## Data in this exercise
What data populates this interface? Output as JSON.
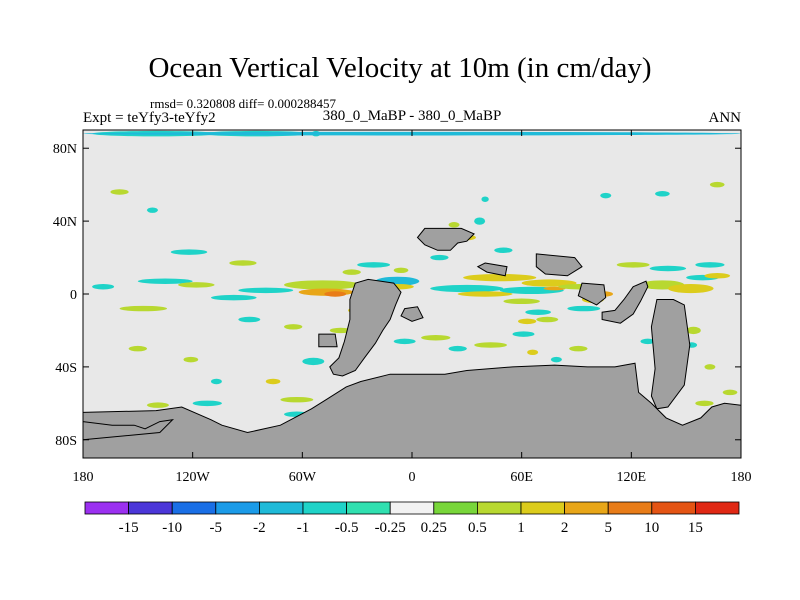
{
  "header": {
    "title": "Ocean Vertical Velocity at 10m (in cm/day)",
    "stats": "rmsd= 0.320808 diff= 0.000288457",
    "experiment": "Expt = teYfy3-teYfy2",
    "case": "380_0_MaBP - 380_0_MaBP",
    "season": "ANN"
  },
  "chart_data": {
    "type": "heatmap",
    "projection": "cylindrical-equidistant",
    "title": "Ocean Vertical Velocity at 10m (in cm/day)",
    "units": "cm/day",
    "x_range": [
      -180,
      180
    ],
    "y_range": [
      -90,
      90
    ],
    "x_ticks": [
      {
        "value": -180,
        "label": "180"
      },
      {
        "value": -120,
        "label": "120W"
      },
      {
        "value": -60,
        "label": "60W"
      },
      {
        "value": 0,
        "label": "0"
      },
      {
        "value": 60,
        "label": "60E"
      },
      {
        "value": 120,
        "label": "120E"
      },
      {
        "value": 180,
        "label": "180"
      }
    ],
    "y_ticks": [
      {
        "value": 80,
        "label": "80N"
      },
      {
        "value": 40,
        "label": "40N"
      },
      {
        "value": 0,
        "label": "0"
      },
      {
        "value": -40,
        "label": "40S"
      },
      {
        "value": -80,
        "label": "80S"
      }
    ],
    "background_color": "#e8e8e8",
    "land_color": "#a0a0a0",
    "colorbar": {
      "levels": [
        "-15",
        "-10",
        "-5",
        "-2",
        "-1",
        "-0.5",
        "-0.25",
        "0.25",
        "0.5",
        "1",
        "2",
        "5",
        "10",
        "15"
      ],
      "colors": [
        "#9b30f0",
        "#4b36d8",
        "#1a6fe6",
        "#1b9be8",
        "#1fbad8",
        "#1fd3c8",
        "#30e0b0",
        "#f2f2f2",
        "#78d63a",
        "#b8d830",
        "#dccc1c",
        "#e8a618",
        "#e87c18",
        "#e45414",
        "#e02814"
      ]
    },
    "land_polygons": [
      {
        "name": "north-america-africa-bridge",
        "points": [
          [
            7,
            36
          ],
          [
            17,
            36
          ],
          [
            27,
            36
          ],
          [
            34,
            33
          ],
          [
            30,
            29
          ],
          [
            25,
            28
          ],
          [
            21,
            24
          ],
          [
            14,
            24
          ],
          [
            7,
            27
          ],
          [
            3,
            31
          ]
        ]
      },
      {
        "name": "south-america",
        "points": [
          [
            -24,
            8
          ],
          [
            -10,
            6
          ],
          [
            -6,
            1
          ],
          [
            -9,
            -6
          ],
          [
            -12,
            -14
          ],
          [
            -16,
            -20
          ],
          [
            -20,
            -27
          ],
          [
            -26,
            -35
          ],
          [
            -31,
            -42
          ],
          [
            -38,
            -45
          ],
          [
            -43,
            -44
          ],
          [
            -45,
            -40
          ],
          [
            -40,
            -35
          ],
          [
            -37,
            -26
          ],
          [
            -34,
            -14
          ],
          [
            -34,
            -3
          ],
          [
            -31,
            6
          ]
        ]
      },
      {
        "name": "arabia",
        "points": [
          [
            40,
            17
          ],
          [
            52,
            15
          ],
          [
            51,
            10
          ],
          [
            41,
            12
          ],
          [
            36,
            15
          ]
        ]
      },
      {
        "name": "india-block",
        "points": [
          [
            68,
            22
          ],
          [
            89,
            20
          ],
          [
            93,
            15
          ],
          [
            85,
            10
          ],
          [
            73,
            11
          ],
          [
            68,
            15
          ]
        ]
      },
      {
        "name": "southeast-asia",
        "points": [
          [
            93,
            6
          ],
          [
            105,
            5
          ],
          [
            106,
            -2
          ],
          [
            101,
            -6
          ],
          [
            91,
            -1
          ]
        ]
      },
      {
        "name": "australia-arc",
        "points": [
          [
            104,
            -14
          ],
          [
            114,
            -16
          ],
          [
            121,
            -11
          ],
          [
            125,
            -4
          ],
          [
            129,
            4
          ],
          [
            128,
            7
          ],
          [
            121,
            4
          ],
          [
            116,
            -3
          ],
          [
            111,
            -9
          ],
          [
            104,
            -10
          ]
        ]
      },
      {
        "name": "pacific-block",
        "points": [
          [
            134,
            -3
          ],
          [
            143,
            -3
          ],
          [
            149,
            -6
          ],
          [
            152,
            -28
          ],
          [
            149,
            -50
          ],
          [
            140,
            -62
          ],
          [
            134,
            -63
          ],
          [
            131,
            -56
          ],
          [
            133,
            -41
          ],
          [
            131,
            -18
          ]
        ]
      },
      {
        "name": "small-island-west",
        "points": [
          [
            -51,
            -22
          ],
          [
            -42,
            -22
          ],
          [
            -41,
            -29
          ],
          [
            -51,
            -29
          ]
        ]
      },
      {
        "name": "small-island-mid",
        "points": [
          [
            -4,
            -8
          ],
          [
            3,
            -7
          ],
          [
            6,
            -13
          ],
          [
            0,
            -15
          ],
          [
            -6,
            -12
          ]
        ]
      },
      {
        "name": "antarctica",
        "points": [
          [
            -180,
            -65
          ],
          [
            -140,
            -64
          ],
          [
            -126,
            -62
          ],
          [
            -110,
            -69
          ],
          [
            -104,
            -72
          ],
          [
            -90,
            -76
          ],
          [
            -72,
            -72
          ],
          [
            -55,
            -63
          ],
          [
            -47,
            -58
          ],
          [
            -36,
            -51
          ],
          [
            -28,
            -48
          ],
          [
            -12,
            -44
          ],
          [
            4,
            -44
          ],
          [
            18,
            -44
          ],
          [
            30,
            -42
          ],
          [
            55,
            -40
          ],
          [
            78,
            -39
          ],
          [
            96,
            -40
          ],
          [
            111,
            -40
          ],
          [
            122,
            -38
          ],
          [
            124,
            -54
          ],
          [
            131,
            -60
          ],
          [
            139,
            -68
          ],
          [
            148,
            -72
          ],
          [
            158,
            -68
          ],
          [
            164,
            -62
          ],
          [
            171,
            -60
          ],
          [
            180,
            -61
          ],
          [
            180,
            -90
          ],
          [
            -180,
            -90
          ]
        ]
      },
      {
        "name": "antarctica-peninsula-west",
        "points": [
          [
            -180,
            -70
          ],
          [
            -164,
            -72
          ],
          [
            -152,
            -72
          ],
          [
            -146,
            -74
          ],
          [
            -138,
            -70
          ],
          [
            -131,
            -69
          ],
          [
            -138,
            -76
          ],
          [
            -180,
            -80
          ]
        ]
      }
    ],
    "anomaly_patches": [
      {
        "lon": -175,
        "lat": 88,
        "w": 70,
        "h": 3,
        "level": "-0.5"
      },
      {
        "lon": -115,
        "lat": 88,
        "w": 60,
        "h": 3,
        "level": "-0.5"
      },
      {
        "lon": -55,
        "lat": 88,
        "w": 5,
        "h": 3,
        "level": "-0.5"
      },
      {
        "lon": -180,
        "lat": 88,
        "w": 360,
        "h": 2,
        "level": "-1"
      },
      {
        "lon": -20,
        "lat": 7,
        "w": 24,
        "h": 5,
        "level": "-1"
      },
      {
        "lon": -17,
        "lat": 4,
        "w": 18,
        "h": 3,
        "level": "1"
      },
      {
        "lon": -70,
        "lat": 5,
        "w": 42,
        "h": 5,
        "level": "0.5"
      },
      {
        "lon": -62,
        "lat": 1,
        "w": 30,
        "h": 4,
        "level": "2"
      },
      {
        "lon": -48,
        "lat": 0,
        "w": 12,
        "h": 3,
        "level": "5"
      },
      {
        "lon": -95,
        "lat": 2,
        "w": 30,
        "h": 3,
        "level": "-0.5"
      },
      {
        "lon": -30,
        "lat": -2,
        "w": 15,
        "h": 2,
        "level": "1"
      },
      {
        "lon": 10,
        "lat": 3,
        "w": 40,
        "h": 4,
        "level": "-0.5"
      },
      {
        "lon": 25,
        "lat": 0,
        "w": 30,
        "h": 3,
        "level": "1"
      },
      {
        "lon": 48,
        "lat": 2,
        "w": 35,
        "h": 4,
        "level": "-0.5"
      },
      {
        "lon": 60,
        "lat": 6,
        "w": 30,
        "h": 4,
        "level": "1"
      },
      {
        "lon": 72,
        "lat": 3,
        "w": 12,
        "h": 2,
        "level": "2"
      },
      {
        "lon": 28,
        "lat": 9,
        "w": 40,
        "h": 4,
        "level": "1"
      },
      {
        "lon": 80,
        "lat": 4,
        "w": 25,
        "h": 3,
        "level": "0.5"
      },
      {
        "lon": 93,
        "lat": -3,
        "w": 12,
        "h": 4,
        "level": "1"
      },
      {
        "lon": 100,
        "lat": 0,
        "w": 10,
        "h": 3,
        "level": "2"
      },
      {
        "lon": 125,
        "lat": 5,
        "w": 24,
        "h": 5,
        "level": "0.5"
      },
      {
        "lon": 140,
        "lat": 3,
        "w": 25,
        "h": 5,
        "level": "1"
      },
      {
        "lon": 150,
        "lat": 9,
        "w": 18,
        "h": 3,
        "level": "-0.5"
      },
      {
        "lon": 160,
        "lat": 10,
        "w": 14,
        "h": 3,
        "level": "1"
      },
      {
        "lon": 85,
        "lat": -8,
        "w": 18,
        "h": 3,
        "level": "-0.5"
      },
      {
        "lon": 50,
        "lat": -4,
        "w": 20,
        "h": 3,
        "level": "0.5"
      },
      {
        "lon": 62,
        "lat": -10,
        "w": 14,
        "h": 3,
        "level": "-0.5"
      },
      {
        "lon": 68,
        "lat": -14,
        "w": 12,
        "h": 3,
        "level": "0.5"
      },
      {
        "lon": 135,
        "lat": -14,
        "w": 12,
        "h": 4,
        "level": "1"
      },
      {
        "lon": 150,
        "lat": -20,
        "w": 8,
        "h": 4,
        "level": "0.5"
      },
      {
        "lon": 112,
        "lat": 16,
        "w": 18,
        "h": 3,
        "level": "0.5"
      },
      {
        "lon": 130,
        "lat": 14,
        "w": 20,
        "h": 3,
        "level": "-0.5"
      },
      {
        "lon": 155,
        "lat": 16,
        "w": 16,
        "h": 3,
        "level": "-0.5"
      },
      {
        "lon": -150,
        "lat": 7,
        "w": 30,
        "h": 3,
        "level": "-0.5"
      },
      {
        "lon": -128,
        "lat": 5,
        "w": 20,
        "h": 3,
        "level": "0.5"
      },
      {
        "lon": -110,
        "lat": -2,
        "w": 25,
        "h": 3,
        "level": "-0.5"
      },
      {
        "lon": -160,
        "lat": -8,
        "w": 26,
        "h": 3,
        "level": "0.5"
      },
      {
        "lon": -175,
        "lat": 4,
        "w": 12,
        "h": 3,
        "level": "-0.5"
      },
      {
        "lon": -132,
        "lat": 23,
        "w": 20,
        "h": 3,
        "level": "-0.5"
      },
      {
        "lon": -100,
        "lat": 17,
        "w": 15,
        "h": 3,
        "level": "0.5"
      },
      {
        "lon": -30,
        "lat": 16,
        "w": 18,
        "h": 3,
        "level": "-0.5"
      },
      {
        "lon": -10,
        "lat": 13,
        "w": 8,
        "h": 3,
        "level": "0.5"
      },
      {
        "lon": 10,
        "lat": 20,
        "w": 10,
        "h": 3,
        "level": "-0.5"
      },
      {
        "lon": 45,
        "lat": 24,
        "w": 10,
        "h": 3,
        "level": "-0.5"
      },
      {
        "lon": 34,
        "lat": 40,
        "w": 6,
        "h": 4,
        "level": "-0.5"
      },
      {
        "lon": 20,
        "lat": 38,
        "w": 6,
        "h": 3,
        "level": "0.5"
      },
      {
        "lon": 25,
        "lat": 31,
        "w": 10,
        "h": 3,
        "level": "1"
      },
      {
        "lon": 38,
        "lat": 52,
        "w": 4,
        "h": 3,
        "level": "-0.5"
      },
      {
        "lon": -165,
        "lat": 56,
        "w": 10,
        "h": 3,
        "level": "0.5"
      },
      {
        "lon": 133,
        "lat": 55,
        "w": 8,
        "h": 3,
        "level": "-0.5"
      },
      {
        "lon": 163,
        "lat": 60,
        "w": 8,
        "h": 3,
        "level": "0.5"
      },
      {
        "lon": 103,
        "lat": 54,
        "w": 6,
        "h": 3,
        "level": "-0.5"
      },
      {
        "lon": -145,
        "lat": 46,
        "w": 6,
        "h": 3,
        "level": "-0.5"
      },
      {
        "lon": -35,
        "lat": -9,
        "w": 8,
        "h": 3,
        "level": "1"
      },
      {
        "lon": -45,
        "lat": -20,
        "w": 12,
        "h": 3,
        "level": "0.5"
      },
      {
        "lon": -38,
        "lat": -28,
        "w": 8,
        "h": 3,
        "level": "1"
      },
      {
        "lon": -10,
        "lat": -26,
        "w": 12,
        "h": 3,
        "level": "-0.5"
      },
      {
        "lon": 5,
        "lat": -24,
        "w": 16,
        "h": 3,
        "level": "0.5"
      },
      {
        "lon": 20,
        "lat": -30,
        "w": 10,
        "h": 3,
        "level": "-0.5"
      },
      {
        "lon": 34,
        "lat": -28,
        "w": 18,
        "h": 3,
        "level": "0.5"
      },
      {
        "lon": 55,
        "lat": -22,
        "w": 12,
        "h": 3,
        "level": "-0.5"
      },
      {
        "lon": 63,
        "lat": -32,
        "w": 6,
        "h": 3,
        "level": "1"
      },
      {
        "lon": 76,
        "lat": -36,
        "w": 6,
        "h": 3,
        "level": "-0.5"
      },
      {
        "lon": 86,
        "lat": -30,
        "w": 10,
        "h": 3,
        "level": "0.5"
      },
      {
        "lon": 125,
        "lat": -26,
        "w": 8,
        "h": 3,
        "level": "-0.5"
      },
      {
        "lon": -125,
        "lat": -36,
        "w": 8,
        "h": 3,
        "level": "0.5"
      },
      {
        "lon": -110,
        "lat": -48,
        "w": 6,
        "h": 3,
        "level": "-0.5"
      },
      {
        "lon": -155,
        "lat": -30,
        "w": 10,
        "h": 3,
        "level": "0.5"
      },
      {
        "lon": -95,
        "lat": -14,
        "w": 12,
        "h": 3,
        "level": "-0.5"
      },
      {
        "lon": -70,
        "lat": -18,
        "w": 10,
        "h": 3,
        "level": "0.5"
      },
      {
        "lon": -60,
        "lat": -37,
        "w": 12,
        "h": 4,
        "level": "-0.5"
      },
      {
        "lon": -72,
        "lat": -58,
        "w": 18,
        "h": 3,
        "level": "0.5"
      },
      {
        "lon": -120,
        "lat": -60,
        "w": 16,
        "h": 3,
        "level": "-0.5"
      },
      {
        "lon": -145,
        "lat": -61,
        "w": 12,
        "h": 3,
        "level": "0.5"
      },
      {
        "lon": -80,
        "lat": -48,
        "w": 8,
        "h": 3,
        "level": "1"
      },
      {
        "lon": 155,
        "lat": -60,
        "w": 10,
        "h": 3,
        "level": "0.5"
      },
      {
        "lon": 160,
        "lat": -66,
        "w": 12,
        "h": 4,
        "level": "-0.5"
      },
      {
        "lon": 170,
        "lat": -54,
        "w": 8,
        "h": 3,
        "level": "0.5"
      },
      {
        "lon": 168,
        "lat": -72,
        "w": 12,
        "h": 3,
        "level": "-0.5"
      },
      {
        "lon": -175,
        "lat": -77,
        "w": 14,
        "h": 3,
        "level": "0.5"
      },
      {
        "lon": -160,
        "lat": -80,
        "w": 30,
        "h": 3,
        "level": "0.5"
      },
      {
        "lon": -15,
        "lat": -47,
        "w": 20,
        "h": 3,
        "level": "0.5"
      },
      {
        "lon": -70,
        "lat": -66,
        "w": 14,
        "h": 3,
        "level": "-0.5"
      },
      {
        "lon": 160,
        "lat": -40,
        "w": 6,
        "h": 3,
        "level": "0.5"
      },
      {
        "lon": 150,
        "lat": -28,
        "w": 6,
        "h": 3,
        "level": "-0.5"
      },
      {
        "lon": 58,
        "lat": -15,
        "w": 10,
        "h": 3,
        "level": "1"
      },
      {
        "lon": -38,
        "lat": 12,
        "w": 10,
        "h": 3,
        "level": "0.5"
      }
    ]
  }
}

## Objective
Scan the material above for the word "antarctica". Copy each line where it occurs.

## Output for this task
        "name": "antarctica",
        "name": "antarctica-peninsula-west",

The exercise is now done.